§ **Short task**
Identify every line in the records below that contains the word "this", and copy each of those lines.

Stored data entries
————
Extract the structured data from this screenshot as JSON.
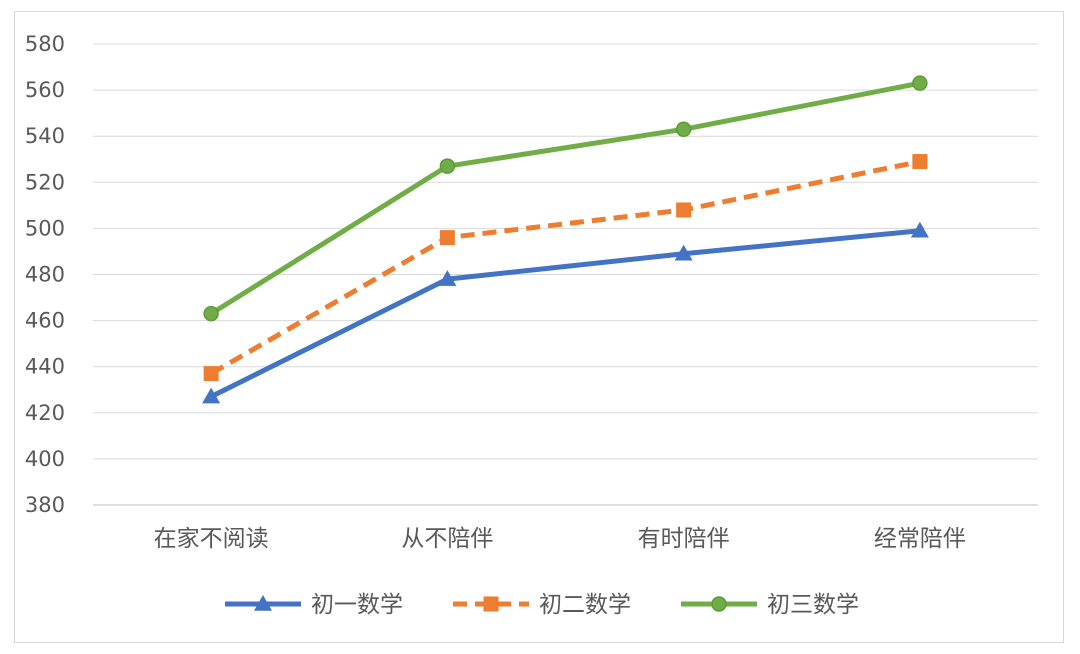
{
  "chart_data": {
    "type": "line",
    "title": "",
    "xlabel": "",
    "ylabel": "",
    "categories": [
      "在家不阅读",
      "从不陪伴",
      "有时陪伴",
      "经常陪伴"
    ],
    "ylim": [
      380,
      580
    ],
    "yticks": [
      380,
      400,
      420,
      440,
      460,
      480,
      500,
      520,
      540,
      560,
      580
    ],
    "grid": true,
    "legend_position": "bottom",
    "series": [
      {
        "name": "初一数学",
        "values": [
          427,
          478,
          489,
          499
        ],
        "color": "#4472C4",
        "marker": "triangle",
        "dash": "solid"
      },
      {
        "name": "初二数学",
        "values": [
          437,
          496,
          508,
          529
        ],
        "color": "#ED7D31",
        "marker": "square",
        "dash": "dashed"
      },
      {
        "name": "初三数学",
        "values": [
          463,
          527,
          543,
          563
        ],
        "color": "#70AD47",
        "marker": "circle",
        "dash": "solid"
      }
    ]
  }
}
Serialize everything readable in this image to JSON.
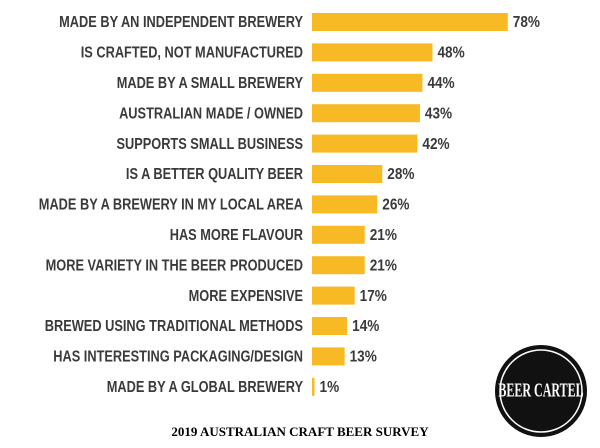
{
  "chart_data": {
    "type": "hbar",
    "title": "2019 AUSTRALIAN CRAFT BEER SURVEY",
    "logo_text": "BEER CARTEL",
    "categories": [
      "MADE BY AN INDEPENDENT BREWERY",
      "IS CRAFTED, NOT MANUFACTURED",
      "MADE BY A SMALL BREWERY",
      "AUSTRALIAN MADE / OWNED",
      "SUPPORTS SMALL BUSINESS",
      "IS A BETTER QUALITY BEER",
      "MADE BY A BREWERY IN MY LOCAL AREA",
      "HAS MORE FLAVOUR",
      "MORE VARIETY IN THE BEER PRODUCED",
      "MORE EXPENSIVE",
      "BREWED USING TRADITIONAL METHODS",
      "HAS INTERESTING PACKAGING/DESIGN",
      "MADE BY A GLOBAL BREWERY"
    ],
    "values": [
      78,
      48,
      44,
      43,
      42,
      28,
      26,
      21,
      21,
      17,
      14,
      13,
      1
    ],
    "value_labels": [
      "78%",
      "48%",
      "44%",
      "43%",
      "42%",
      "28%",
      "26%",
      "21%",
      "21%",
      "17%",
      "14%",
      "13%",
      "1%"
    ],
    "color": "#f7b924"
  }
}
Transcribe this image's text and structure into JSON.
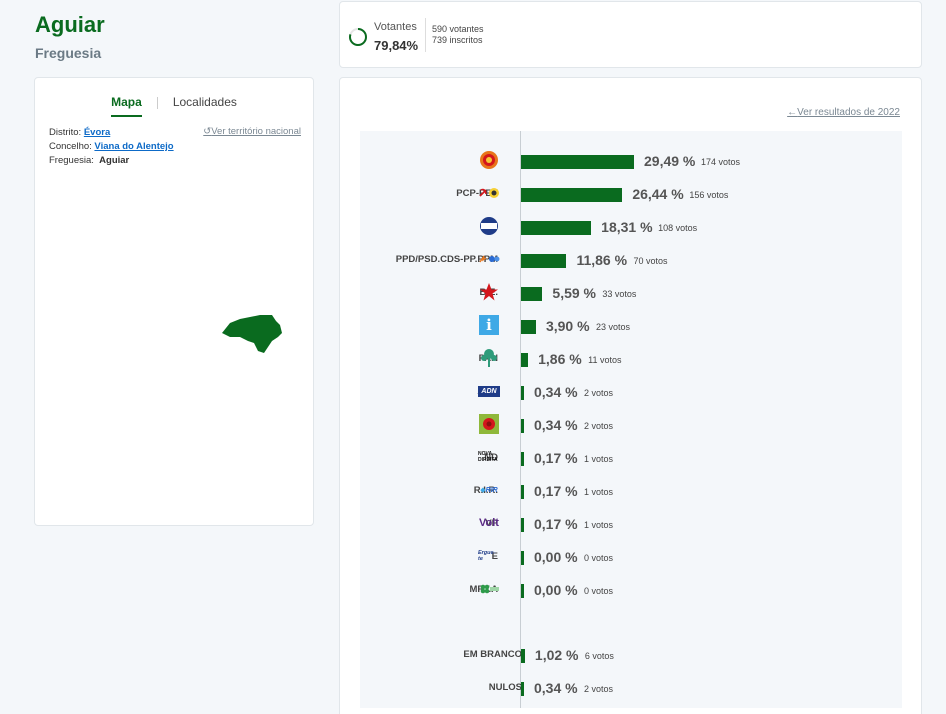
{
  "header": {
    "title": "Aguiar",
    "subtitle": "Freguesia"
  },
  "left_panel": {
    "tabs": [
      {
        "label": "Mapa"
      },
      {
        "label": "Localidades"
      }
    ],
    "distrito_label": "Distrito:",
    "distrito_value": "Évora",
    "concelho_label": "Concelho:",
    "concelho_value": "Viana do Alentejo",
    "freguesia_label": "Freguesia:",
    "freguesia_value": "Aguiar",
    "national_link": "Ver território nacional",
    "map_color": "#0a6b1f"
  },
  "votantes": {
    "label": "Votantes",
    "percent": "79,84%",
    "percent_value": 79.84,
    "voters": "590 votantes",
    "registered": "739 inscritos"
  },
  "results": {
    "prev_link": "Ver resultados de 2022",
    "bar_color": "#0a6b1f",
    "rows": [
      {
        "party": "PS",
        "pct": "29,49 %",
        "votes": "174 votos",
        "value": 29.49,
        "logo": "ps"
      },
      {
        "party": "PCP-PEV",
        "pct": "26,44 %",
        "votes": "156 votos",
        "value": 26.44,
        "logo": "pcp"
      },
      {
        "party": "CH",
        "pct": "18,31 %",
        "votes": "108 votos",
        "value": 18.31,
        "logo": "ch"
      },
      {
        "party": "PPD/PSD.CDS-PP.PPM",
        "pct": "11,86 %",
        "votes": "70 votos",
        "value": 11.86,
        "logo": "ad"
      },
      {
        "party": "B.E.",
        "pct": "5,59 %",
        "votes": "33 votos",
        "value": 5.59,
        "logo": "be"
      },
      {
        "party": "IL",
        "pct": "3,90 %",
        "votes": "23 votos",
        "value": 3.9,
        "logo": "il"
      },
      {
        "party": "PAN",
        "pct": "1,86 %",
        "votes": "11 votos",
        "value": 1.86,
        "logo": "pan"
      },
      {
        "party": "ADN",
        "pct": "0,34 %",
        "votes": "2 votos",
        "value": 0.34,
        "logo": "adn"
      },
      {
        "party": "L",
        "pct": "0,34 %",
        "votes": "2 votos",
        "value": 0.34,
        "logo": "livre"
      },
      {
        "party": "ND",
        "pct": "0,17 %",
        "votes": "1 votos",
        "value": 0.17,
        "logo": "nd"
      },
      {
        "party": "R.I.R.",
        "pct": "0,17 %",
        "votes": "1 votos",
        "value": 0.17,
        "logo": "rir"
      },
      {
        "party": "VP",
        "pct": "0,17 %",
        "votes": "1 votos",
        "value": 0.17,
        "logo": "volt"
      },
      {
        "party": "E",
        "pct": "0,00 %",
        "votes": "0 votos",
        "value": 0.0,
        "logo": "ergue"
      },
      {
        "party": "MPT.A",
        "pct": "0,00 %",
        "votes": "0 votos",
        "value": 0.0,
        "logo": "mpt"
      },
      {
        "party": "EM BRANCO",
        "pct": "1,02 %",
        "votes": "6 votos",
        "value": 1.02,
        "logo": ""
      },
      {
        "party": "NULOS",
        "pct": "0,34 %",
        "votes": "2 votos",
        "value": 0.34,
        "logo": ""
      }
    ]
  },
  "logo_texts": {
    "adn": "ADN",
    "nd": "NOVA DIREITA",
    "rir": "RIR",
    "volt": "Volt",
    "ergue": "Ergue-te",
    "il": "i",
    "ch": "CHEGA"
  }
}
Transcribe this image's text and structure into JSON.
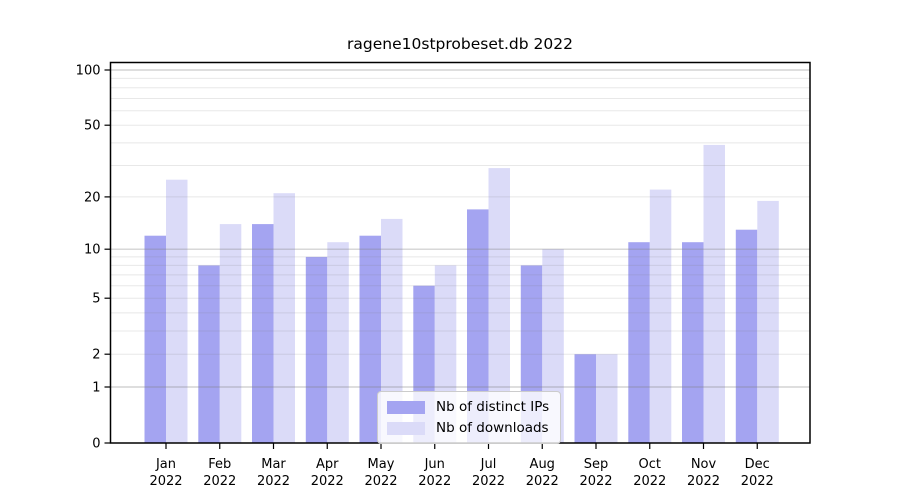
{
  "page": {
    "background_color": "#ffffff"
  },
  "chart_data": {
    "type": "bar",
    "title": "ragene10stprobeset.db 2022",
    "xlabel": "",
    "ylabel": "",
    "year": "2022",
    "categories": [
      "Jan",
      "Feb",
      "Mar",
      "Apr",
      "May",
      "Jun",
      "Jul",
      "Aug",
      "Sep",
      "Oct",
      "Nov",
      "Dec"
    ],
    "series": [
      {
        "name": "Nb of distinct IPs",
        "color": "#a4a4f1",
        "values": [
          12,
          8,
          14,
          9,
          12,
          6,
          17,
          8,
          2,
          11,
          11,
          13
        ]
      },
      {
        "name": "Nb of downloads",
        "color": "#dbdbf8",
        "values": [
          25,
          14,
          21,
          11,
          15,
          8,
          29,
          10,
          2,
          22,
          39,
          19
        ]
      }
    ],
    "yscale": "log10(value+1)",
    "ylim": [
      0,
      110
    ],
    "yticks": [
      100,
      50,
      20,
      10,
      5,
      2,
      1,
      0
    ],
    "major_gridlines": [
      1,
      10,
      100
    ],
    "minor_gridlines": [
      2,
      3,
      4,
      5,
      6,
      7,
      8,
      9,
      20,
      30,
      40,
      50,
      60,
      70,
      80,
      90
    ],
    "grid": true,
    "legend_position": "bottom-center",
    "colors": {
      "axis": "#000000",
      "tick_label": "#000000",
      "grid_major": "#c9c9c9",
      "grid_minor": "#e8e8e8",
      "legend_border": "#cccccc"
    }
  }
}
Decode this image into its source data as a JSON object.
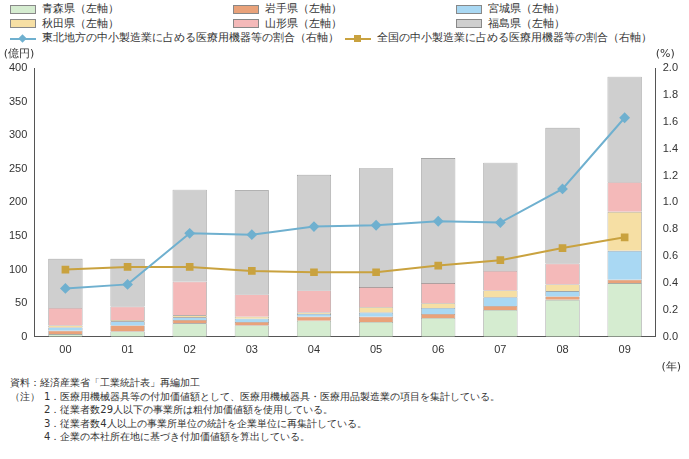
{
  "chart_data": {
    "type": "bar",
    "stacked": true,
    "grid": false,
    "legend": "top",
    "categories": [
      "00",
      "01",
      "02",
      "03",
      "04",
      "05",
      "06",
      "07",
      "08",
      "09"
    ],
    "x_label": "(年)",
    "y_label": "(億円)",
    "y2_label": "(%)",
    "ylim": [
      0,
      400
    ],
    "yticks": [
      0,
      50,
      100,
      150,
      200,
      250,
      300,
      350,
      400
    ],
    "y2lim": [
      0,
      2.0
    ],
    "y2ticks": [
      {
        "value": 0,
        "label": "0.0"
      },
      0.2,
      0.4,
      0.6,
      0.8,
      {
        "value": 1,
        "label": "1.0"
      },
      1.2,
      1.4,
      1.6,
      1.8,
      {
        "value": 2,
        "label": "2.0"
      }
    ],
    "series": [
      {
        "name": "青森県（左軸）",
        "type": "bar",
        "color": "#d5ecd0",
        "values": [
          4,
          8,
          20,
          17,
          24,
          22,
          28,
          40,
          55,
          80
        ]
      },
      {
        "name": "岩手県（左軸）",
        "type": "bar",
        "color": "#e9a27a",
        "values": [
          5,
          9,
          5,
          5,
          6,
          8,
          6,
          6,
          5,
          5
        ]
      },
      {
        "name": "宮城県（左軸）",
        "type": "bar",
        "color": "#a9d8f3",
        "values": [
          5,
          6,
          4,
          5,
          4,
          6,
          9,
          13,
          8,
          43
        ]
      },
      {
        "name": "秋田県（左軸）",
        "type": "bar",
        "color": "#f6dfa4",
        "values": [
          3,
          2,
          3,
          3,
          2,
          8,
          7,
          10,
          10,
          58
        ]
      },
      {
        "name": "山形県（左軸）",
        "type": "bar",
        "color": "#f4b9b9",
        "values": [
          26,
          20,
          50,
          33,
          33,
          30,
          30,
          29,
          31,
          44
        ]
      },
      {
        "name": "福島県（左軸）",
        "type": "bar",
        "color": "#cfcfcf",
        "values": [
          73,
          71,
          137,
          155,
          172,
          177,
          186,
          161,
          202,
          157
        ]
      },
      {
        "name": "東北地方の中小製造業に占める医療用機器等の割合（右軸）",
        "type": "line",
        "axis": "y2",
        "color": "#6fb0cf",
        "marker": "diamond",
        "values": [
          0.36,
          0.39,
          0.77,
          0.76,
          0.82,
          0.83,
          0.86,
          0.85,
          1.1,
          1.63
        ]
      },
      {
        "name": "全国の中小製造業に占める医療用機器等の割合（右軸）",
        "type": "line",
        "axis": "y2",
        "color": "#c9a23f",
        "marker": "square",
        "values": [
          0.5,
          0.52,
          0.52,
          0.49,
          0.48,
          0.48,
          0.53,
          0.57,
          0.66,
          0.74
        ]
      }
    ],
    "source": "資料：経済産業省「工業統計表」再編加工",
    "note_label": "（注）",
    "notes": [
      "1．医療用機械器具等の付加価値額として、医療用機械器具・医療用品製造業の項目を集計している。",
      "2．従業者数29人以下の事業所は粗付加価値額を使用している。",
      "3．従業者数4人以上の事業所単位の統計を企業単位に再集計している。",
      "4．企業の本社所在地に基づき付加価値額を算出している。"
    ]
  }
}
————
§ **Written response**
Extract the structured data from this screenshot as JSON.
Serialize everything readable in this image to JSON.
Transcribe this image's text and structure into JSON.
Transcribe this image's text and structure into JSON.
Decode this image into its source data as a JSON object.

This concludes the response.